• _Aim_
From the first line of the material through the line containing "calendar-cell: 6Sunrise: 7:02", swap every "day-number" for "date-number" and change nothing else. Return only those lines.

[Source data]
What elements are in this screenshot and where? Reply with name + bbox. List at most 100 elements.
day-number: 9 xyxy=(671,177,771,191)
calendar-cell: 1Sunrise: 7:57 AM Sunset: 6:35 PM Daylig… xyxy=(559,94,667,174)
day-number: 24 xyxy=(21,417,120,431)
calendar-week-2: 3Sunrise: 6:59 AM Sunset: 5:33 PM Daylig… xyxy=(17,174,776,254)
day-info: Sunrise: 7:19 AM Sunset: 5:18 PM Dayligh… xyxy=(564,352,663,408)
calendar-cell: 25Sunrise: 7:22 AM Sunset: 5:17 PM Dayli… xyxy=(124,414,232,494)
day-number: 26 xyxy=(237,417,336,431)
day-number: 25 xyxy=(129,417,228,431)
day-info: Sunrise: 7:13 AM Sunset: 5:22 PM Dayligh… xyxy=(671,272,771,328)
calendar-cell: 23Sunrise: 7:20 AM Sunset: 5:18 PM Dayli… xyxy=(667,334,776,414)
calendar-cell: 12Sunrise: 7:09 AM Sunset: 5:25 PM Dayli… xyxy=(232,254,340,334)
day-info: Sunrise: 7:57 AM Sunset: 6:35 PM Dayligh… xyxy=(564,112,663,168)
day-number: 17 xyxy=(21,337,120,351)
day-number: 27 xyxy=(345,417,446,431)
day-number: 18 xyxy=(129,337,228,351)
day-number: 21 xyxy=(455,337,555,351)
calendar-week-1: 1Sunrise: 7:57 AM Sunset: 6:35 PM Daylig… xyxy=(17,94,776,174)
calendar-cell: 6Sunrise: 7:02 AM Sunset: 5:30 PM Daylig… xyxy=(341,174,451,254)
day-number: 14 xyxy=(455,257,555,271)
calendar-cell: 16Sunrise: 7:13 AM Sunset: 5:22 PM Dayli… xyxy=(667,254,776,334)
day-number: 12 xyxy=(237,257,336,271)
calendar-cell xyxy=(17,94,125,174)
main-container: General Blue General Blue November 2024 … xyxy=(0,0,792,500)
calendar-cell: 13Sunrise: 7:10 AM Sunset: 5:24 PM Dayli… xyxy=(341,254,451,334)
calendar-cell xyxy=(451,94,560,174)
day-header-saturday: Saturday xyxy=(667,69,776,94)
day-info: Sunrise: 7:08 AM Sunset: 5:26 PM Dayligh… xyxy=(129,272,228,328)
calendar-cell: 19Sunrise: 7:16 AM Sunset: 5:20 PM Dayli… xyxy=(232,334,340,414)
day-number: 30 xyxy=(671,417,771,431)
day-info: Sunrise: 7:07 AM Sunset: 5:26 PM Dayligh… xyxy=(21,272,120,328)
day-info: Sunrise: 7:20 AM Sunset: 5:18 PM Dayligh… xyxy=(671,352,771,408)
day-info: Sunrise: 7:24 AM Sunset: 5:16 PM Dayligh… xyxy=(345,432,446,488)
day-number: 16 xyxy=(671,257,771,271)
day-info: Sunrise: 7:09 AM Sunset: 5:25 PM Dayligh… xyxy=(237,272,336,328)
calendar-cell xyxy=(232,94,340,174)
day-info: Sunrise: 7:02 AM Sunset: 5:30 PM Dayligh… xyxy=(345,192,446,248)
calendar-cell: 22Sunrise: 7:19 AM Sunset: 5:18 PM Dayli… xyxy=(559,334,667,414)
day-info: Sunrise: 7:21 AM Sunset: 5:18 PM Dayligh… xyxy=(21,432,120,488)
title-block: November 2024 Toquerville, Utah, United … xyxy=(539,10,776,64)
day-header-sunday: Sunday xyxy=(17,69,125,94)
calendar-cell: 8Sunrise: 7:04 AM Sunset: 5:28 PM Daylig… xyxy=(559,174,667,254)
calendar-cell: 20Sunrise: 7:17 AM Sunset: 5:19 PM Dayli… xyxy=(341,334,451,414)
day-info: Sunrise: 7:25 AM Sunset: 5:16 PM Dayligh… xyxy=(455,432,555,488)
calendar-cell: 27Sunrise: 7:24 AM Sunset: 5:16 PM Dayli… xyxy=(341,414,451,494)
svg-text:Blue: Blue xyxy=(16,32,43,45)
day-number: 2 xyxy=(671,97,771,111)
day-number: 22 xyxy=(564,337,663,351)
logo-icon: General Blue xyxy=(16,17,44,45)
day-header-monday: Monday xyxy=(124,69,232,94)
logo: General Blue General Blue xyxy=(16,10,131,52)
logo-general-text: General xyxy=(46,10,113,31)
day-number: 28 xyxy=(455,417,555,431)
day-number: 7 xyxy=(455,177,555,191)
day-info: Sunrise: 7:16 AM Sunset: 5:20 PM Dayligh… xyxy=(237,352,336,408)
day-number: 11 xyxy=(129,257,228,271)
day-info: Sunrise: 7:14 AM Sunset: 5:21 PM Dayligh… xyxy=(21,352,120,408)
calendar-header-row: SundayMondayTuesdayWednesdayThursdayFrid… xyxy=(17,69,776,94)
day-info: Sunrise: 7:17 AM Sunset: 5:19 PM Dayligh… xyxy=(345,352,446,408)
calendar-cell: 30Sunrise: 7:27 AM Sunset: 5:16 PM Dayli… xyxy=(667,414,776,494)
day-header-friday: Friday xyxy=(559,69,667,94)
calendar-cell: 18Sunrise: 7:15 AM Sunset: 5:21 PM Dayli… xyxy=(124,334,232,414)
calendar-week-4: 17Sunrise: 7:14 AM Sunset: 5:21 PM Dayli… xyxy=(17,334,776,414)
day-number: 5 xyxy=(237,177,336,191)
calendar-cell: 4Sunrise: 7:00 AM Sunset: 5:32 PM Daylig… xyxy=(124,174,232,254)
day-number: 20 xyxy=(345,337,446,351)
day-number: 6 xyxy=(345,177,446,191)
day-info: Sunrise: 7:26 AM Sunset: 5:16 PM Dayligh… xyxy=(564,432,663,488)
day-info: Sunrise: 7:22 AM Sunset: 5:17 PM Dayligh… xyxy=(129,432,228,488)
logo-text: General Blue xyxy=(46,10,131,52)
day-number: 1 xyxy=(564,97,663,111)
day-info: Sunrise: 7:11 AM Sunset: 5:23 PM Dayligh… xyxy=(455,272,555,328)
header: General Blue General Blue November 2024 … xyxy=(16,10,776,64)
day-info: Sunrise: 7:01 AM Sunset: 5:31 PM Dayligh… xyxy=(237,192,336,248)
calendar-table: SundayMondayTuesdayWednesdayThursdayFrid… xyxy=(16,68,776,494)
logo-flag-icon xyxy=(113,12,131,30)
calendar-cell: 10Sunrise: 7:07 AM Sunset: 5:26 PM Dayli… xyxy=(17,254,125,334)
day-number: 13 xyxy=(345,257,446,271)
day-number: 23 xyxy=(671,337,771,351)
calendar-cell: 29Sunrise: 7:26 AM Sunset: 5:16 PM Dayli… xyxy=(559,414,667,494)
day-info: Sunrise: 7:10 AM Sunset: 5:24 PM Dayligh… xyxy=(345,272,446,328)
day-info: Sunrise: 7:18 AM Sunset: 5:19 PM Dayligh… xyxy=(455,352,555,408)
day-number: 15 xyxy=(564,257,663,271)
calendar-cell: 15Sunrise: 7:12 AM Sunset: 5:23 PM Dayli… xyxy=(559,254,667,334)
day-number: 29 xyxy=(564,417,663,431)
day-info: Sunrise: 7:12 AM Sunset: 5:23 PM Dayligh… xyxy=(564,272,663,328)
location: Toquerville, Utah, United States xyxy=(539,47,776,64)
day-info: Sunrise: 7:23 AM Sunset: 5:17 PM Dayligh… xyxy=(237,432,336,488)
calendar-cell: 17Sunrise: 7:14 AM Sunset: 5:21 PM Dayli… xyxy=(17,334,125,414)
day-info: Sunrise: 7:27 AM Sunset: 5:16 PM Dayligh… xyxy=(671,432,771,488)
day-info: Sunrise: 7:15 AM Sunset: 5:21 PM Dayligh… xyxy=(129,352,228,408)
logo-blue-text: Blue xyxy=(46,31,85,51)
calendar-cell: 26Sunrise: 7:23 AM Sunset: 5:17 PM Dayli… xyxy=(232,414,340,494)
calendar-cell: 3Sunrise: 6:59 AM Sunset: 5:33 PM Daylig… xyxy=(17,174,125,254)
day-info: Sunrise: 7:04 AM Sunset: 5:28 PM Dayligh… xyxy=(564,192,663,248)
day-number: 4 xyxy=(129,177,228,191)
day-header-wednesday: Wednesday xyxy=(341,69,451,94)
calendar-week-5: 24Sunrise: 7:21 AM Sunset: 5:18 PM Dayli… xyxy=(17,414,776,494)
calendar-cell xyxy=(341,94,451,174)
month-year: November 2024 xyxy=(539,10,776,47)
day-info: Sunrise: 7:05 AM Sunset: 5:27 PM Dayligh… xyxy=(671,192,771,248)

• _Result_
What elements are in this screenshot and where? Reply with name + bbox. List at most 100 elements.
date-number: 9 xyxy=(671,177,771,191)
calendar-cell: 1Sunrise: 7:57 AM Sunset: 6:35 PM Daylig… xyxy=(559,94,667,174)
date-number: 24 xyxy=(21,417,120,431)
calendar-week-2: 3Sunrise: 6:59 AM Sunset: 5:33 PM Daylig… xyxy=(17,174,776,254)
day-info: Sunrise: 7:19 AM Sunset: 5:18 PM Dayligh… xyxy=(564,352,663,408)
calendar-cell: 25Sunrise: 7:22 AM Sunset: 5:17 PM Dayli… xyxy=(124,414,232,494)
date-number: 26 xyxy=(237,417,336,431)
date-number: 25 xyxy=(129,417,228,431)
day-info: Sunrise: 7:13 AM Sunset: 5:22 PM Dayligh… xyxy=(671,272,771,328)
calendar-cell: 23Sunrise: 7:20 AM Sunset: 5:18 PM Dayli… xyxy=(667,334,776,414)
calendar-cell: 12Sunrise: 7:09 AM Sunset: 5:25 PM Dayli… xyxy=(232,254,340,334)
day-info: Sunrise: 7:57 AM Sunset: 6:35 PM Dayligh… xyxy=(564,112,663,168)
date-number: 17 xyxy=(21,337,120,351)
date-number: 27 xyxy=(345,417,446,431)
date-number: 18 xyxy=(129,337,228,351)
date-number: 21 xyxy=(455,337,555,351)
calendar-week-1: 1Sunrise: 7:57 AM Sunset: 6:35 PM Daylig… xyxy=(17,94,776,174)
calendar-cell: 6Sunrise: 7:02 AM Sunset: 5:30 PM Daylig… xyxy=(341,174,451,254)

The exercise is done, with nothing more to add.